### Source material
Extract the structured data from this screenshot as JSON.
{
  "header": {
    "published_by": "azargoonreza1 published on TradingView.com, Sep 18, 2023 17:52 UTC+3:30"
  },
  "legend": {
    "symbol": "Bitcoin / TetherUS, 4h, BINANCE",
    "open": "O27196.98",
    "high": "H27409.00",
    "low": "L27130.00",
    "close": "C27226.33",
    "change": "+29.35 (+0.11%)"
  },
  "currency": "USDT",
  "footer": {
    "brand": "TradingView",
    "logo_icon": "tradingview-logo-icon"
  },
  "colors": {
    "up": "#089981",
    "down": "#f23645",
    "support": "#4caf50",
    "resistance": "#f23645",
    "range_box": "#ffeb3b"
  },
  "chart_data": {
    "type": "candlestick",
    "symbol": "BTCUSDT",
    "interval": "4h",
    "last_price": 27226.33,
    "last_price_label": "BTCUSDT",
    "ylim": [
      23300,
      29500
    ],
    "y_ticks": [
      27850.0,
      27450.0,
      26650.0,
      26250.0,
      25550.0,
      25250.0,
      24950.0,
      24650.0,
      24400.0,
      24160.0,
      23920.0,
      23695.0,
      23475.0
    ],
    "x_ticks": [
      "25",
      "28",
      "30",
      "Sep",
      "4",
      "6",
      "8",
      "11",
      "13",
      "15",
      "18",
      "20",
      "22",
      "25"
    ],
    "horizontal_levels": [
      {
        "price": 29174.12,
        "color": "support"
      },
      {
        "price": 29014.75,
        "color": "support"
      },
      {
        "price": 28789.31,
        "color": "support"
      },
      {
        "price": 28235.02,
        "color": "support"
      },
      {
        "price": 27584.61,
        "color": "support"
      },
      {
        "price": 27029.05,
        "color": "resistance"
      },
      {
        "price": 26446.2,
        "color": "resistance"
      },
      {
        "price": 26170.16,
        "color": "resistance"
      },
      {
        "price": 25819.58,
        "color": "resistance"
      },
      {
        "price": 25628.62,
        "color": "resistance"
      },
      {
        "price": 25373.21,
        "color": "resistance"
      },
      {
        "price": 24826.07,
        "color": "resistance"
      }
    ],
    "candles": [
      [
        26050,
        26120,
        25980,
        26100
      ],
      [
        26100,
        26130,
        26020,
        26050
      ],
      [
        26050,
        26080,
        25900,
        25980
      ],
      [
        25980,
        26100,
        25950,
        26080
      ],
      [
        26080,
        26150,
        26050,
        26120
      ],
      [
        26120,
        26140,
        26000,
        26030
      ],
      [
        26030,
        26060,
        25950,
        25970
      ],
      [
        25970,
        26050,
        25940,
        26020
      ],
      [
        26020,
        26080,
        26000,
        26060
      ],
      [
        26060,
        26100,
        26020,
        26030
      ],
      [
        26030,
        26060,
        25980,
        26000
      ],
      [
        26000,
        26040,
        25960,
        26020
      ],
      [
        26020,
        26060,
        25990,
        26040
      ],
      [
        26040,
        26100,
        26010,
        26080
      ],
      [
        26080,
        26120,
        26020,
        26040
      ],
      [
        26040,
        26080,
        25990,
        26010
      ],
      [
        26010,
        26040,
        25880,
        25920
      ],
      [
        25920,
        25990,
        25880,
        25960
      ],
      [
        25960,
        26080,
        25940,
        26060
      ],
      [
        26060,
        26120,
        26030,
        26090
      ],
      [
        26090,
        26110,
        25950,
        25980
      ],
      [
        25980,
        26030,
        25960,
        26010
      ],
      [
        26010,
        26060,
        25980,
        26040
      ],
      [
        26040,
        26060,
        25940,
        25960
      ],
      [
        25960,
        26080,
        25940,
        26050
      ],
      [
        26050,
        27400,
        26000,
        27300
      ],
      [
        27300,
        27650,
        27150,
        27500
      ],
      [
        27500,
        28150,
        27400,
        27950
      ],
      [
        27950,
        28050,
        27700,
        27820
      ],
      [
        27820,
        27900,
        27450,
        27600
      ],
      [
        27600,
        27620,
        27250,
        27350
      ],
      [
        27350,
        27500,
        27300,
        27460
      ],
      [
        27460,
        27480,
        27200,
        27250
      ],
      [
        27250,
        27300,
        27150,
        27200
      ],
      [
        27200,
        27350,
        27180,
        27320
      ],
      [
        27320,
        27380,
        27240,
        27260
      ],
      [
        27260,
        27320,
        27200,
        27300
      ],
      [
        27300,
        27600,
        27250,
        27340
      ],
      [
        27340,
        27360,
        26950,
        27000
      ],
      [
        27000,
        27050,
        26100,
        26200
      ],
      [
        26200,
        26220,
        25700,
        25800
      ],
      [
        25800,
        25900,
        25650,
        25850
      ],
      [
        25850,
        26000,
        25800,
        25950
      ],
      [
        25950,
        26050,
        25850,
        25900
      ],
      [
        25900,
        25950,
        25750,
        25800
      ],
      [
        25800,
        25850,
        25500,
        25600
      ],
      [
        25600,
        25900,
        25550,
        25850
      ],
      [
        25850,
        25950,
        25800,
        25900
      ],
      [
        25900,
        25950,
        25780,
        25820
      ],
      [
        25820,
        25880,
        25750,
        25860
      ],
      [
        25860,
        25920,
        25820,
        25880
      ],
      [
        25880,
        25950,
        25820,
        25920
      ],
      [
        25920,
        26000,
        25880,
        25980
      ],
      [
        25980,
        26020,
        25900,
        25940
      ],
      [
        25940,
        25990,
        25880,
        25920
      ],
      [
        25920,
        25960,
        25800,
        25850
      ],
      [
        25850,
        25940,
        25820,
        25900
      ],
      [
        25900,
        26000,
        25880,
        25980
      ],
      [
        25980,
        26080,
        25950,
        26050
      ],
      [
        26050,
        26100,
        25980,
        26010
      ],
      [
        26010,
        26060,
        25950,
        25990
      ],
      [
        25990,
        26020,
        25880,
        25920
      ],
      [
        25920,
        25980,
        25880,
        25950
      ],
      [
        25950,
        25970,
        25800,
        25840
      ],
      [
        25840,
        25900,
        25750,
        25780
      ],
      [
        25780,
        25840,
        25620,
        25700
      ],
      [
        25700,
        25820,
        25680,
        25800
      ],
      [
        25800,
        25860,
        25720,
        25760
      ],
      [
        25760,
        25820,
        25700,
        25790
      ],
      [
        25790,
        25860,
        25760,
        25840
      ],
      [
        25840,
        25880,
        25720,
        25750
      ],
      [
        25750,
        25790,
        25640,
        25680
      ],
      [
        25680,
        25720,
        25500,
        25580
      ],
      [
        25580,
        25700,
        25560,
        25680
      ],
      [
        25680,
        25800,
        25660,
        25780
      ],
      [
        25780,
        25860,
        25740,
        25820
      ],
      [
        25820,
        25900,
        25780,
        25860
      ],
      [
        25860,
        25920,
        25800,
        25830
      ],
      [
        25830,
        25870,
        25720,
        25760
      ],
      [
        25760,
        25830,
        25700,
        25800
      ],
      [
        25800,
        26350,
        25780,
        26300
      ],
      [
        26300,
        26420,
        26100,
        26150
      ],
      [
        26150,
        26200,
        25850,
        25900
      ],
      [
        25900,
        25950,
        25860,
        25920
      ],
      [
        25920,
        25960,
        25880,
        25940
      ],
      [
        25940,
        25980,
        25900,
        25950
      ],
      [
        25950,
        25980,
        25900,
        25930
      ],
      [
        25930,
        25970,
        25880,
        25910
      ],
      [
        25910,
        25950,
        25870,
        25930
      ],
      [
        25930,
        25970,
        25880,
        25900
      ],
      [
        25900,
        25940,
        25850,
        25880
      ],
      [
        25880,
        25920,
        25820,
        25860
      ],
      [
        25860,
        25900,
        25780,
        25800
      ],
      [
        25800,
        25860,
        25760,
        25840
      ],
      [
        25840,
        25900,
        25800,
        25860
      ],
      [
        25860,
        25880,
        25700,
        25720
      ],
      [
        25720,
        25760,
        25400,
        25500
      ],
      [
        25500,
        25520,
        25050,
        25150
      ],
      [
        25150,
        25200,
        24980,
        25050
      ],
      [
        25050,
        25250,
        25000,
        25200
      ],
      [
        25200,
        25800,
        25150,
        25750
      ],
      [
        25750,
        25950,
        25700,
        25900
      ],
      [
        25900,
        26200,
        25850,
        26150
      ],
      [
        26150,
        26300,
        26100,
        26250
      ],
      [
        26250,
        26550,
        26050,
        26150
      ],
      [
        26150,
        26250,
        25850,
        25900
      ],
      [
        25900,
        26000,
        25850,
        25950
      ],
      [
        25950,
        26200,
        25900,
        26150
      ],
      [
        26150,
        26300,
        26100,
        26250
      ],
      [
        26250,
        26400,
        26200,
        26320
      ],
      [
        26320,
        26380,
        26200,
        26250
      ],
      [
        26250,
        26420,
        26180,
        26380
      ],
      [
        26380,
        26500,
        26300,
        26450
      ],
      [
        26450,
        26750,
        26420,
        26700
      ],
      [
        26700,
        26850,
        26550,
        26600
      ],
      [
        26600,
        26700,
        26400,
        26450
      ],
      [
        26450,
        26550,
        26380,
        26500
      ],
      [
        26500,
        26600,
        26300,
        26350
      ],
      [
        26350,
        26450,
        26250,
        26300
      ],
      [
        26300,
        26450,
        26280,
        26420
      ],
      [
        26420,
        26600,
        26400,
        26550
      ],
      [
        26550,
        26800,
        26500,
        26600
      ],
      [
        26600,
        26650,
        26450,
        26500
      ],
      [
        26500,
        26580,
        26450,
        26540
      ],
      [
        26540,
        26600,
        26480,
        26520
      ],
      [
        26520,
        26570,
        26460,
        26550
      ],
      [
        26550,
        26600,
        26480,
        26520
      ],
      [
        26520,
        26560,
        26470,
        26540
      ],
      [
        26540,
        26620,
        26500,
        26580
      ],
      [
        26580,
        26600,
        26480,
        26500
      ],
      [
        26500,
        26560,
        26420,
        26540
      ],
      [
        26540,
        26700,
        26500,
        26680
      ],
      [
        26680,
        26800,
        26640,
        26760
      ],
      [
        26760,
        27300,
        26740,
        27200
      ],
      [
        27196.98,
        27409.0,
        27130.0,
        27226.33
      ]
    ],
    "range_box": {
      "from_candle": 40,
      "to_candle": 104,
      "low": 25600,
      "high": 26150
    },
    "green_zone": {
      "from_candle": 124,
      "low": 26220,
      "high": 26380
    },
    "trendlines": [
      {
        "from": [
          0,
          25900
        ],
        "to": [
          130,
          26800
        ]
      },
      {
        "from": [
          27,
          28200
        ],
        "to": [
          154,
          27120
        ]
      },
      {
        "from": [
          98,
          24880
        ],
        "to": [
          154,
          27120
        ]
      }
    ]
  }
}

### Exercise aim
Work out how many lines in the records above contain the word "high", and give only that number.

### Task solution
3